■ Your objective
All of the data needs to be repeated exactly.

-=-=-

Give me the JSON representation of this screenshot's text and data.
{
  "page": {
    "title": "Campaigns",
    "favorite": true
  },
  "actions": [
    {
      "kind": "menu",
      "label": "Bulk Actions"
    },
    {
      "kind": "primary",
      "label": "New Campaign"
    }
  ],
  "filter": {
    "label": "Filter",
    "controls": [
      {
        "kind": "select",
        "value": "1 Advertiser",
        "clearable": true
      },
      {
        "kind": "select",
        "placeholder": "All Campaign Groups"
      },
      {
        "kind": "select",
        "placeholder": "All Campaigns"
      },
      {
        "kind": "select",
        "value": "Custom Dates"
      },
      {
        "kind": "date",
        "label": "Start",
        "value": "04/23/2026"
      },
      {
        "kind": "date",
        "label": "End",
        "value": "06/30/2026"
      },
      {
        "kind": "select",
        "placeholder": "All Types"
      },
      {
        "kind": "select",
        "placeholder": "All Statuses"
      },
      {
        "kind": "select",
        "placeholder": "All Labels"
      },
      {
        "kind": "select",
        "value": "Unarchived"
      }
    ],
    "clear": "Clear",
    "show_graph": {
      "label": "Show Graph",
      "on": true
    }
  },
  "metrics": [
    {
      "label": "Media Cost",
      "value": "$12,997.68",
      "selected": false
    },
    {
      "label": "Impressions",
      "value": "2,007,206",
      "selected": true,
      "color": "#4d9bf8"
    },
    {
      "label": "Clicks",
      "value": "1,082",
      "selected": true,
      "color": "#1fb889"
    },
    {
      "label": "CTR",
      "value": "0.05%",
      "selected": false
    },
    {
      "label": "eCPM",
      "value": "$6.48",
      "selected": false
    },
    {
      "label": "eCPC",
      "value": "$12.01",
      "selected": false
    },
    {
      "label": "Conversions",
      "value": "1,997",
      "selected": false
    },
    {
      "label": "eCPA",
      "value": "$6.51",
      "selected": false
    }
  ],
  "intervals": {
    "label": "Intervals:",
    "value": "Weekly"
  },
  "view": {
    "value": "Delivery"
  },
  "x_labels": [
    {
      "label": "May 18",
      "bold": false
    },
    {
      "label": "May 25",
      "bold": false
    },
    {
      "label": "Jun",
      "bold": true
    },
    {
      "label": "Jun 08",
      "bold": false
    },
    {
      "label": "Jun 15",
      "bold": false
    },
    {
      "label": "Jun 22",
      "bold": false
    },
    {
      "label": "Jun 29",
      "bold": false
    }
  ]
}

-=-=-

■ Worked answer
Give me the JSON representation of this screenshot's text and data.
{
  "page": {
    "title": "Campaigns",
    "favorite": true
  },
  "actions": [
    {
      "kind": "menu",
      "label": "Bulk Actions"
    },
    {
      "kind": "primary",
      "label": "New Campaign"
    }
  ],
  "filter": {
    "label": "Filter",
    "controls": [
      {
        "kind": "select",
        "value": "1 Advertiser",
        "clearable": true
      },
      {
        "kind": "select",
        "placeholder": "All Campaign Groups"
      },
      {
        "kind": "select",
        "placeholder": "All Campaigns"
      },
      {
        "kind": "select",
        "value": "Custom Dates"
      },
      {
        "kind": "date",
        "label": "Start",
        "value": "04/23/2026"
      },
      {
        "kind": "date",
        "label": "End",
        "value": "06/30/2026"
      },
      {
        "kind": "select",
        "placeholder": "All Types"
      },
      {
        "kind": "select",
        "placeholder": "All Statuses"
      },
      {
        "kind": "select",
        "placeholder": "All Labels"
      },
      {
        "kind": "select",
        "value": "Unarchived"
      }
    ],
    "clear": "Clear",
    "show_graph": {
      "label": "Show Graph",
      "on": true
    }
  },
  "metrics": [
    {
      "label": "Media Cost",
      "value": "$12,997.68",
      "selected": false
    },
    {
      "label": "Impressions",
      "value": "2,007,206",
      "selected": true,
      "color": "#4d9bf8"
    },
    {
      "label": "Clicks",
      "value": "1,082",
      "selected": true,
      "color": "#1fb889"
    },
    {
      "label": "CTR",
      "value": "0.05%",
      "selected": false
    },
    {
      "label": "eCPM",
      "value": "$6.48",
      "selected": false
    },
    {
      "label": "eCPC",
      "value": "$12.01",
      "selected": false
    },
    {
      "label": "Conversions",
      "value": "1,997",
      "selected": false
    },
    {
      "label": "eCPA",
      "value": "$6.51",
      "selected": false
    }
  ],
  "intervals": {
    "label": "Intervals:",
    "value": "Weekly"
  },
  "view": {
    "value": "Delivery"
  },
  "x_labels": [
    {
      "label": "May 18",
      "bold": false
    },
    {
      "label": "May 25",
      "bold": false
    },
    {
      "label": "Jun",
      "bold": true
    },
    {
      "label": "Jun 08",
      "bold": false
    },
    {
      "label": "Jun 15",
      "bold": false
    },
    {
      "label": "Jun 22",
      "bold": false
    },
    {
      "label": "Jun 29",
      "bold": false
    }
  ]
}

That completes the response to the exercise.